[start Supplied records]

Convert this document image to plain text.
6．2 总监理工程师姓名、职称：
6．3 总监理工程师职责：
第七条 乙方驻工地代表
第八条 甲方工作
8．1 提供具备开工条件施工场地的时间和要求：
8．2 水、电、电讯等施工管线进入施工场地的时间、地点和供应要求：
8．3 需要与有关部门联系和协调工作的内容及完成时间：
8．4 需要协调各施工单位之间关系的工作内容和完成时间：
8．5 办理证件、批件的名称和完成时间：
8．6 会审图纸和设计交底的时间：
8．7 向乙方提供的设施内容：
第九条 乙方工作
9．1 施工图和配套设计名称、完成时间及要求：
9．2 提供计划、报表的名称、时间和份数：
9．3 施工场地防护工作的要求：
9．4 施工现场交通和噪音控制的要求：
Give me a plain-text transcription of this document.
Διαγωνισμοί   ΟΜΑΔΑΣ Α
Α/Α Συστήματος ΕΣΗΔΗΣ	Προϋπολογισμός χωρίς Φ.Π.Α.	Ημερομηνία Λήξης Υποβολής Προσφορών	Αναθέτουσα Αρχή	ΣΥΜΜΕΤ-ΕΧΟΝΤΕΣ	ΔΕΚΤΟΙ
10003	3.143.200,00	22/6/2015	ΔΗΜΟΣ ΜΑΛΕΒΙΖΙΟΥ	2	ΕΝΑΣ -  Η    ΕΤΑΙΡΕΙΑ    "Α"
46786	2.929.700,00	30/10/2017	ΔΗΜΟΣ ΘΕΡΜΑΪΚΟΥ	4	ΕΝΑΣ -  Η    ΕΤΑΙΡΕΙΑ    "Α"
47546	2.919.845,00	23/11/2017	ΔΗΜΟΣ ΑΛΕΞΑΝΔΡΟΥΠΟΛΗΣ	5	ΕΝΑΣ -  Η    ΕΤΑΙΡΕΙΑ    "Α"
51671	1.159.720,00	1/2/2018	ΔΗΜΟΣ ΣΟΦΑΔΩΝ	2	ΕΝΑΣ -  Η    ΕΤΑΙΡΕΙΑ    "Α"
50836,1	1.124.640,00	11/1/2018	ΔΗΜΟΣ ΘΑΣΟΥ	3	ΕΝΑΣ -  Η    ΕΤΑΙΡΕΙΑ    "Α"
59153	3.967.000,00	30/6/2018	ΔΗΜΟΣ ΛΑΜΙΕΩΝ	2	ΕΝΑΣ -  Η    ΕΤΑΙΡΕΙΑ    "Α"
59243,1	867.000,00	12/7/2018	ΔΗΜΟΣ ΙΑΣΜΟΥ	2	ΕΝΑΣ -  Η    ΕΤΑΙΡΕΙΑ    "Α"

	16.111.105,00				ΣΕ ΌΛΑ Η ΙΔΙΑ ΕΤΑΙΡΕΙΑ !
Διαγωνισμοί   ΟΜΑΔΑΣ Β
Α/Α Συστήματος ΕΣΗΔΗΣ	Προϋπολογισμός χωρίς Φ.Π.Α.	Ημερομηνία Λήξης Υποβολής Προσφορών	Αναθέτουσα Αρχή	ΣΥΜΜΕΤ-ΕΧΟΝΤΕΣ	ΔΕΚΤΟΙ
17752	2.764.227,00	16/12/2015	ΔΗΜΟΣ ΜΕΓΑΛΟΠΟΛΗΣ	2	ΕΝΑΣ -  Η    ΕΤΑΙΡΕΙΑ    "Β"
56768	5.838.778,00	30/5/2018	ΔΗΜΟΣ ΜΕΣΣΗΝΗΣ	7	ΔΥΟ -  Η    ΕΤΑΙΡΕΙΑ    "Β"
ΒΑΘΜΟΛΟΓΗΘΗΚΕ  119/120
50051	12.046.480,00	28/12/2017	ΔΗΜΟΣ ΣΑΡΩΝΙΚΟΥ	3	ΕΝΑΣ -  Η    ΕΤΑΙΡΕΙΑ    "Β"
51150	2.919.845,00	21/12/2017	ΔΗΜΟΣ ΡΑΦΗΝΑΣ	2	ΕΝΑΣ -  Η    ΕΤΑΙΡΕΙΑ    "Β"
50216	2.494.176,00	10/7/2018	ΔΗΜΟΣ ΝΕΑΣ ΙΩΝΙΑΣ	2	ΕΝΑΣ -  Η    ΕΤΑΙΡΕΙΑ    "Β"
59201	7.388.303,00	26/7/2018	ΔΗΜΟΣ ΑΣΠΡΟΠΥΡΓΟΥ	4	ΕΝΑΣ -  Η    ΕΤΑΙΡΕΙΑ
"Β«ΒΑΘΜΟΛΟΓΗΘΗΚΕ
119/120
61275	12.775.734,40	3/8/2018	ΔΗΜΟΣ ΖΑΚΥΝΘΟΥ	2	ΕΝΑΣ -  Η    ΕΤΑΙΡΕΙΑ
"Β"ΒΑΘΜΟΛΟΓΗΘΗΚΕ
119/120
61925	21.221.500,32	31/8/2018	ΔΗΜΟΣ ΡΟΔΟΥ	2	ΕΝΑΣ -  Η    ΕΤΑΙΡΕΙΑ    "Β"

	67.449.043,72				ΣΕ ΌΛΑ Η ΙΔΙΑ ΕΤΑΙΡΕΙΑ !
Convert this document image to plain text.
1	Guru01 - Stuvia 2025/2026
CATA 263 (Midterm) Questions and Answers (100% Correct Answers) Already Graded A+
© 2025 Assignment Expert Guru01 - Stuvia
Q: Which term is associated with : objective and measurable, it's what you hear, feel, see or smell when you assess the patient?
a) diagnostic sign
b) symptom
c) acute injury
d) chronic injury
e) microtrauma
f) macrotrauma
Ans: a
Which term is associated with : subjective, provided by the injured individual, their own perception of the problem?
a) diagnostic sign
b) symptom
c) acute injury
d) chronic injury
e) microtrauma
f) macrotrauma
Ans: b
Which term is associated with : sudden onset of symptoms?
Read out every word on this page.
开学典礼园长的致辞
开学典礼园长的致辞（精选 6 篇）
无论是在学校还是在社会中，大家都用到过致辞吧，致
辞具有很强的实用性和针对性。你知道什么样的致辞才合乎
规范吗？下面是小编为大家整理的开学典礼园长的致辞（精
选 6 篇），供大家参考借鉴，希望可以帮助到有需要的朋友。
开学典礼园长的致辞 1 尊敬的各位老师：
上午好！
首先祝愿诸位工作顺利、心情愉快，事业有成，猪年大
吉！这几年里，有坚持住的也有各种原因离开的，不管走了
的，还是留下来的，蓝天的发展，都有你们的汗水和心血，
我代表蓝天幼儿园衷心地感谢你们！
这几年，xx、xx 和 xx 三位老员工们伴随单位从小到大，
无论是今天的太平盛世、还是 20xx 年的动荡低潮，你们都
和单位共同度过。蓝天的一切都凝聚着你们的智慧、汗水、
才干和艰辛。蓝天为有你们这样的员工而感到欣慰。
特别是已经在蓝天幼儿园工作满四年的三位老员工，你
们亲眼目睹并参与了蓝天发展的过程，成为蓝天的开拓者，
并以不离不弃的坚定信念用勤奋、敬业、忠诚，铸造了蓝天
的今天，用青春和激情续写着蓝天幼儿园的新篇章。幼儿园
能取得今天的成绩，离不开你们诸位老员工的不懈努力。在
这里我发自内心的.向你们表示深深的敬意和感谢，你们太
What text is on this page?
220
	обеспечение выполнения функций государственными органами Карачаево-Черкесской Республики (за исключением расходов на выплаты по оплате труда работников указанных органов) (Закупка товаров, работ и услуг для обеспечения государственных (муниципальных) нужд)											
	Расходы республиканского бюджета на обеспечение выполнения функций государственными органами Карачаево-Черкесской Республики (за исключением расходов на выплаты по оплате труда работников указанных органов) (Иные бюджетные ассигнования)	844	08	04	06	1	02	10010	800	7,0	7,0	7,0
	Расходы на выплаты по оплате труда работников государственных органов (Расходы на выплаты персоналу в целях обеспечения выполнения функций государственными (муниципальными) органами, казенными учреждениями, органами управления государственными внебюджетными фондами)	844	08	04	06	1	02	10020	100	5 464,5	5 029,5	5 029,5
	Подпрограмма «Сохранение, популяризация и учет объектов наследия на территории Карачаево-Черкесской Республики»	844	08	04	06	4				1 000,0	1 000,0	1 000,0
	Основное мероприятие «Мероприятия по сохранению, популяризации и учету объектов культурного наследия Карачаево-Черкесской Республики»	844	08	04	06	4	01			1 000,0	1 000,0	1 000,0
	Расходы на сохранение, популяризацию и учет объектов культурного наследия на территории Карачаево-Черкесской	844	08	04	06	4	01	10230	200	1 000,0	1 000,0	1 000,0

[end Supplied records]

▶ Work required: State how many lines of the records above contain the word "Which", and give only that number.

▶ The result: 3